◆ **EXERCISE TASK**: Scan the entries below. List each line with "PALFINGER".

◆ **MATERIAL FOR THIS EXERCISE**:
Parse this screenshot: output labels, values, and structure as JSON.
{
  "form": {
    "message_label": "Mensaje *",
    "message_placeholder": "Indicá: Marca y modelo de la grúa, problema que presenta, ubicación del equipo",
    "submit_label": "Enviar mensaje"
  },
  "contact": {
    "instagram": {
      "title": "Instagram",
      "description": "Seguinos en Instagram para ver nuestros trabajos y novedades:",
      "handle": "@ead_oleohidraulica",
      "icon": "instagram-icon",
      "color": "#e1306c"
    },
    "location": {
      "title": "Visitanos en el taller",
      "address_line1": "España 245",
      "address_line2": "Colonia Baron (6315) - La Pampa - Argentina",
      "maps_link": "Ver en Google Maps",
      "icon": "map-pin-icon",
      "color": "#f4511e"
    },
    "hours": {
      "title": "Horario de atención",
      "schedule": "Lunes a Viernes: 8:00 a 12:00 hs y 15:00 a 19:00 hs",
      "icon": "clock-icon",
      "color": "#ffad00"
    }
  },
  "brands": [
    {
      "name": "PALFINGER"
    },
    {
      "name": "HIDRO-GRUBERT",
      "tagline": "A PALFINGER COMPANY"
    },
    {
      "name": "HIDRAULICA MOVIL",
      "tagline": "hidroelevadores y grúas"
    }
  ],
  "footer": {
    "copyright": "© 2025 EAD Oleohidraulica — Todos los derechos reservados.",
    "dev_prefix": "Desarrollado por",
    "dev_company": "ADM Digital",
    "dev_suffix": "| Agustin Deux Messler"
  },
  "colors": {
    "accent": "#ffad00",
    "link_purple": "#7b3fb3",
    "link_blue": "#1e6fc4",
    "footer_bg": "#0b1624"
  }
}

◆ **OUTPUT BELOW**:
      "name": "PALFINGER"
      "tagline": "A PALFINGER COMPANY"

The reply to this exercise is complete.